═══ Input ═══

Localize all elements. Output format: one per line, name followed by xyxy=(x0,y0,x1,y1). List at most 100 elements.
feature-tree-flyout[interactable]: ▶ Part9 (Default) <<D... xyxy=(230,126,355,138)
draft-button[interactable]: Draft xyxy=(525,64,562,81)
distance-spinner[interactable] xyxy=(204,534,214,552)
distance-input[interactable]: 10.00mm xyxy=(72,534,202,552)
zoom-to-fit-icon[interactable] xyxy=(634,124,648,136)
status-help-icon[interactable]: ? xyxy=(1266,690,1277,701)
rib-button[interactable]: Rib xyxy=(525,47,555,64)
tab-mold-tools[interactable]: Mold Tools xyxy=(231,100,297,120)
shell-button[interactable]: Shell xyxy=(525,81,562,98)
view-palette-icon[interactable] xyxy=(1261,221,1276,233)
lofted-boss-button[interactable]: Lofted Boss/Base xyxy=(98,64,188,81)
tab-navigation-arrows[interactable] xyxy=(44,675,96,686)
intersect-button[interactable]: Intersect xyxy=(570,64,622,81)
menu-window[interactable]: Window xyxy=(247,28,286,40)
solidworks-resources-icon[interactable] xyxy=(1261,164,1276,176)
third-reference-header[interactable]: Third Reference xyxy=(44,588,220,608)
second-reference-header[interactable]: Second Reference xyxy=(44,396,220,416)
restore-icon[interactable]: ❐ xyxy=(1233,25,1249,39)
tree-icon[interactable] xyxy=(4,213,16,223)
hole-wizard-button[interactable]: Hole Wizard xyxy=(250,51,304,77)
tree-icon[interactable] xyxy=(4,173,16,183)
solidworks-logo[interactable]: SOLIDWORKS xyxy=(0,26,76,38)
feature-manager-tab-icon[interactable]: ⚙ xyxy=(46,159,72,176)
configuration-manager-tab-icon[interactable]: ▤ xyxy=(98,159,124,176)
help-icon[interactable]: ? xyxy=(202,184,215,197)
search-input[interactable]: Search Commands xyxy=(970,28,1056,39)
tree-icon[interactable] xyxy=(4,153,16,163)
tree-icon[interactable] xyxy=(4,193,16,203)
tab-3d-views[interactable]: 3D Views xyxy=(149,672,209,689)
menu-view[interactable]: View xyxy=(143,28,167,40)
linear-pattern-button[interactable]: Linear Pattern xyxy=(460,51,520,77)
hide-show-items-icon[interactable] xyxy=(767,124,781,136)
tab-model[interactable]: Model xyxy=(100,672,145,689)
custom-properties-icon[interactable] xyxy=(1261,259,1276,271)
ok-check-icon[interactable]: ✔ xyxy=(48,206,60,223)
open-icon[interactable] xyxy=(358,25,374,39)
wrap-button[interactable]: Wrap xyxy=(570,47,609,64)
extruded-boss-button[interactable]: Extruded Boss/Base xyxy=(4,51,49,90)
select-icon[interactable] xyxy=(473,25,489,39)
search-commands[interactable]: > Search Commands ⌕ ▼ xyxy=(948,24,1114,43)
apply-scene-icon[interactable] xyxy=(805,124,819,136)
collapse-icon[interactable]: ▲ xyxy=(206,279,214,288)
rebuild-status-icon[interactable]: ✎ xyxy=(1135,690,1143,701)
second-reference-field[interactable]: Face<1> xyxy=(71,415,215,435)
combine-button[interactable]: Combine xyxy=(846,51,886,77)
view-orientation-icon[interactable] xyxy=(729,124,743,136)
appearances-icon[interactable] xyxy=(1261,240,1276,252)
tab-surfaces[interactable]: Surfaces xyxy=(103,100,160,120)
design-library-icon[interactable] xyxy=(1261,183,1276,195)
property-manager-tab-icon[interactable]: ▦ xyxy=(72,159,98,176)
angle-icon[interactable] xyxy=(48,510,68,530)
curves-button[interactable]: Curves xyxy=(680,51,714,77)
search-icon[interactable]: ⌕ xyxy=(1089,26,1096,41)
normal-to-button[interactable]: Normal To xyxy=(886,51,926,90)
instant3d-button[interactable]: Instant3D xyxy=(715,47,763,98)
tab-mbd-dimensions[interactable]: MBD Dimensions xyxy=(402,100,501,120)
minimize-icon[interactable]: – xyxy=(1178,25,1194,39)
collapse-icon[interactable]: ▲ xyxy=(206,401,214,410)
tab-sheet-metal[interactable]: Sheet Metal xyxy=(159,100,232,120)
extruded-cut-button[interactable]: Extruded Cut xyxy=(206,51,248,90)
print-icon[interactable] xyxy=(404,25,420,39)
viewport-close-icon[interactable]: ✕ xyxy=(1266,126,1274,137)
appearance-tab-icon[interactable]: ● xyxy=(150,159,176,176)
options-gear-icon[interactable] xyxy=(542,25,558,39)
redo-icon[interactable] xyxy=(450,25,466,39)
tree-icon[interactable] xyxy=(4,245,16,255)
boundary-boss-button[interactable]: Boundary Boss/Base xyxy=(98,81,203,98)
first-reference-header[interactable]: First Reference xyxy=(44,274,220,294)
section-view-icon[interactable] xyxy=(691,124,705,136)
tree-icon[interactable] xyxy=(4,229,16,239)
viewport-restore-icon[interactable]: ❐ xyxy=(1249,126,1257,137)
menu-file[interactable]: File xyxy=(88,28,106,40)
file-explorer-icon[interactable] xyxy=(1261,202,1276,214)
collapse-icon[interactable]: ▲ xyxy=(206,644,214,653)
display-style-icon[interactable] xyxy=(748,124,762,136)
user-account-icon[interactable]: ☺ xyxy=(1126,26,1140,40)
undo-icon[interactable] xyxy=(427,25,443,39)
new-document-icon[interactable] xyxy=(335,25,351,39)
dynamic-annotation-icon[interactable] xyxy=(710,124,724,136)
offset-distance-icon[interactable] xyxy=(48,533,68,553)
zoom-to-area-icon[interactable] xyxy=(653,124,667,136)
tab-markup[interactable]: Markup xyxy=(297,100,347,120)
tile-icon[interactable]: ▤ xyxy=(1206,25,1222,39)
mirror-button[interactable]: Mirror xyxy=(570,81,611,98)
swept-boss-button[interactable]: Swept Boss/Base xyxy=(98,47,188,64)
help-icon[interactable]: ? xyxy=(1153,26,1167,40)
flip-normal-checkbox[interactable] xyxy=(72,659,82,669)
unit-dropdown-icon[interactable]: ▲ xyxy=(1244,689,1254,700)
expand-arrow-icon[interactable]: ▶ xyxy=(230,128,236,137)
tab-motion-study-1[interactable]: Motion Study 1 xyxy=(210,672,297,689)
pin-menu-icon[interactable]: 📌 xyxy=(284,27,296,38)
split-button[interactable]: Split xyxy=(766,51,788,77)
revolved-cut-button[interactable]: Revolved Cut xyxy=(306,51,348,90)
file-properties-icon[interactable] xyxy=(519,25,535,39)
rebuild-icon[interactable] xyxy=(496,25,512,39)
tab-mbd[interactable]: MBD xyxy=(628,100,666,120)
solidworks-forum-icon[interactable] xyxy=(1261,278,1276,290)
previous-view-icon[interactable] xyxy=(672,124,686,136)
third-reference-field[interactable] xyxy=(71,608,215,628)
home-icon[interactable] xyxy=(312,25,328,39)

═══

**Directions:** Please rewrite these rows with every "elements" changed to "items" and nothing else altered.

**Solution for this problem:**
Localize all items. Output format: one per line, name followed by xyxy=(x0,y0,x1,y1). List at most 100 items.
feature-tree-flyout[interactable]: ▶ Part9 (Default) <<D... xyxy=(230,126,355,138)
draft-button[interactable]: Draft xyxy=(525,64,562,81)
distance-spinner[interactable] xyxy=(204,534,214,552)
distance-input[interactable]: 10.00mm xyxy=(72,534,202,552)
zoom-to-fit-icon[interactable] xyxy=(634,124,648,136)
status-help-icon[interactable]: ? xyxy=(1266,690,1277,701)
rib-button[interactable]: Rib xyxy=(525,47,555,64)
tab-mold-tools[interactable]: Mold Tools xyxy=(231,100,297,120)
shell-button[interactable]: Shell xyxy=(525,81,562,98)
view-palette-icon[interactable] xyxy=(1261,221,1276,233)
lofted-boss-button[interactable]: Lofted Boss/Base xyxy=(98,64,188,81)
tab-navigation-arrows[interactable] xyxy=(44,675,96,686)
intersect-button[interactable]: Intersect xyxy=(570,64,622,81)
menu-window[interactable]: Window xyxy=(247,28,286,40)
solidworks-resources-icon[interactable] xyxy=(1261,164,1276,176)
third-reference-header[interactable]: Third Reference xyxy=(44,588,220,608)
second-reference-header[interactable]: Second Reference xyxy=(44,396,220,416)
restore-icon[interactable]: ❐ xyxy=(1233,25,1249,39)
tree-icon[interactable] xyxy=(4,213,16,223)
hole-wizard-button[interactable]: Hole Wizard xyxy=(250,51,304,77)
tree-icon[interactable] xyxy=(4,173,16,183)
solidworks-logo[interactable]: SOLIDWORKS xyxy=(0,26,76,38)
feature-manager-tab-icon[interactable]: ⚙ xyxy=(46,159,72,176)
configuration-manager-tab-icon[interactable]: ▤ xyxy=(98,159,124,176)
help-icon[interactable]: ? xyxy=(202,184,215,197)
search-input[interactable]: Search Commands xyxy=(970,28,1056,39)
tree-icon[interactable] xyxy=(4,153,16,163)
tree-icon[interactable] xyxy=(4,193,16,203)
tab-3d-views[interactable]: 3D Views xyxy=(149,672,209,689)
menu-view[interactable]: View xyxy=(143,28,167,40)
linear-pattern-button[interactable]: Linear Pattern xyxy=(460,51,520,77)
hide-show-items-icon[interactable] xyxy=(767,124,781,136)
tab-model[interactable]: Model xyxy=(100,672,145,689)
custom-properties-icon[interactable] xyxy=(1261,259,1276,271)
ok-check-icon[interactable]: ✔ xyxy=(48,206,60,223)
open-icon[interactable] xyxy=(358,25,374,39)
wrap-button[interactable]: Wrap xyxy=(570,47,609,64)
extruded-boss-button[interactable]: Extruded Boss/Base xyxy=(4,51,49,90)
select-icon[interactable] xyxy=(473,25,489,39)
search-commands[interactable]: > Search Commands ⌕ ▼ xyxy=(948,24,1114,43)
apply-scene-icon[interactable] xyxy=(805,124,819,136)
collapse-icon[interactable]: ▲ xyxy=(206,279,214,288)
rebuild-status-icon[interactable]: ✎ xyxy=(1135,690,1143,701)
second-reference-field[interactable]: Face<1> xyxy=(71,415,215,435)
combine-button[interactable]: Combine xyxy=(846,51,886,77)
view-orientation-icon[interactable] xyxy=(729,124,743,136)
appearances-icon[interactable] xyxy=(1261,240,1276,252)
tab-surfaces[interactable]: Surfaces xyxy=(103,100,160,120)
design-library-icon[interactable] xyxy=(1261,183,1276,195)
property-manager-tab-icon[interactable]: ▦ xyxy=(72,159,98,176)
angle-icon[interactable] xyxy=(48,510,68,530)
curves-button[interactable]: Curves xyxy=(680,51,714,77)
search-icon[interactable]: ⌕ xyxy=(1089,26,1096,41)
normal-to-button[interactable]: Normal To xyxy=(886,51,926,90)
instant3d-button[interactable]: Instant3D xyxy=(715,47,763,98)
tab-mbd-dimensions[interactable]: MBD Dimensions xyxy=(402,100,501,120)
minimize-icon[interactable]: – xyxy=(1178,25,1194,39)
collapse-icon[interactable]: ▲ xyxy=(206,401,214,410)
tab-sheet-metal[interactable]: Sheet Metal xyxy=(159,100,232,120)
extruded-cut-button[interactable]: Extruded Cut xyxy=(206,51,248,90)
print-icon[interactable] xyxy=(404,25,420,39)
viewport-close-icon[interactable]: ✕ xyxy=(1266,126,1274,137)
appearance-tab-icon[interactable]: ● xyxy=(150,159,176,176)
options-gear-icon[interactable] xyxy=(542,25,558,39)
redo-icon[interactable] xyxy=(450,25,466,39)
tree-icon[interactable] xyxy=(4,245,16,255)
boundary-boss-button[interactable]: Boundary Boss/Base xyxy=(98,81,203,98)
first-reference-header[interactable]: First Reference xyxy=(44,274,220,294)
section-view-icon[interactable] xyxy=(691,124,705,136)
tree-icon[interactable] xyxy=(4,229,16,239)
viewport-restore-icon[interactable]: ❐ xyxy=(1249,126,1257,137)
menu-file[interactable]: File xyxy=(88,28,106,40)
file-explorer-icon[interactable] xyxy=(1261,202,1276,214)
collapse-icon[interactable]: ▲ xyxy=(206,644,214,653)
display-style-icon[interactable] xyxy=(748,124,762,136)
user-account-icon[interactable]: ☺ xyxy=(1126,26,1140,40)
undo-icon[interactable] xyxy=(427,25,443,39)
new-document-icon[interactable] xyxy=(335,25,351,39)
dynamic-annotation-icon[interactable] xyxy=(710,124,724,136)
offset-distance-icon[interactable] xyxy=(48,533,68,553)
zoom-to-area-icon[interactable] xyxy=(653,124,667,136)
tab-markup[interactable]: Markup xyxy=(297,100,347,120)
tile-icon[interactable]: ▤ xyxy=(1206,25,1222,39)
mirror-button[interactable]: Mirror xyxy=(570,81,611,98)
swept-boss-button[interactable]: Swept Boss/Base xyxy=(98,47,188,64)
help-icon[interactable]: ? xyxy=(1153,26,1167,40)
flip-normal-checkbox[interactable] xyxy=(72,659,82,669)
unit-dropdown-icon[interactable]: ▲ xyxy=(1244,689,1254,700)
expand-arrow-icon[interactable]: ▶ xyxy=(230,128,236,137)
tab-motion-study-1[interactable]: Motion Study 1 xyxy=(210,672,297,689)
pin-menu-icon[interactable]: 📌 xyxy=(284,27,296,38)
split-button[interactable]: Split xyxy=(766,51,788,77)
revolved-cut-button[interactable]: Revolved Cut xyxy=(306,51,348,90)
file-properties-icon[interactable] xyxy=(519,25,535,39)
rebuild-icon[interactable] xyxy=(496,25,512,39)
tab-mbd[interactable]: MBD xyxy=(628,100,666,120)
solidworks-forum-icon[interactable] xyxy=(1261,278,1276,290)
previous-view-icon[interactable] xyxy=(672,124,686,136)
third-reference-field[interactable] xyxy=(71,608,215,628)
home-icon[interactable] xyxy=(312,25,328,39)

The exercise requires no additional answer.